SUPPLIED MATERIAL:

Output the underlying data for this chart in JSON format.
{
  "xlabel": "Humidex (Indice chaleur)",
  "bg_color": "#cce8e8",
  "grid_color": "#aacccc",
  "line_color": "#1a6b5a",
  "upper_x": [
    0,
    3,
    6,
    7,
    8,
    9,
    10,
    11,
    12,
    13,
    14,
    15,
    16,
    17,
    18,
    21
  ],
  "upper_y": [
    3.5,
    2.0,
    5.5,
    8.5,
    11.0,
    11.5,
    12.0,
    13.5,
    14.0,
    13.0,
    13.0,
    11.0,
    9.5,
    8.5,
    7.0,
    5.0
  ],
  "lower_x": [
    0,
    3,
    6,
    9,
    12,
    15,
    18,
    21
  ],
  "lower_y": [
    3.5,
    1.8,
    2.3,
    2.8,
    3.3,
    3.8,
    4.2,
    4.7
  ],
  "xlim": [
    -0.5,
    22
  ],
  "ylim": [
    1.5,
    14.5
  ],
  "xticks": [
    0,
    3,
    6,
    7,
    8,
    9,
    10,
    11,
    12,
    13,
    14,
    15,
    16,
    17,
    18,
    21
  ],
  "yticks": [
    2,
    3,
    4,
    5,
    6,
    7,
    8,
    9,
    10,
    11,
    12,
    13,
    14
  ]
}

PROBLEM REQUIREMENTS:
Recopy the whole listing exactly.

WRITTEN ANSWER:
Output the underlying data for this chart in JSON format.
{
  "xlabel": "Humidex (Indice chaleur)",
  "bg_color": "#cce8e8",
  "grid_color": "#aacccc",
  "line_color": "#1a6b5a",
  "upper_x": [
    0,
    3,
    6,
    7,
    8,
    9,
    10,
    11,
    12,
    13,
    14,
    15,
    16,
    17,
    18,
    21
  ],
  "upper_y": [
    3.5,
    2.0,
    5.5,
    8.5,
    11.0,
    11.5,
    12.0,
    13.5,
    14.0,
    13.0,
    13.0,
    11.0,
    9.5,
    8.5,
    7.0,
    5.0
  ],
  "lower_x": [
    0,
    3,
    6,
    9,
    12,
    15,
    18,
    21
  ],
  "lower_y": [
    3.5,
    1.8,
    2.3,
    2.8,
    3.3,
    3.8,
    4.2,
    4.7
  ],
  "xlim": [
    -0.5,
    22
  ],
  "ylim": [
    1.5,
    14.5
  ],
  "xticks": [
    0,
    3,
    6,
    7,
    8,
    9,
    10,
    11,
    12,
    13,
    14,
    15,
    16,
    17,
    18,
    21
  ],
  "yticks": [
    2,
    3,
    4,
    5,
    6,
    7,
    8,
    9,
    10,
    11,
    12,
    13,
    14
  ]
}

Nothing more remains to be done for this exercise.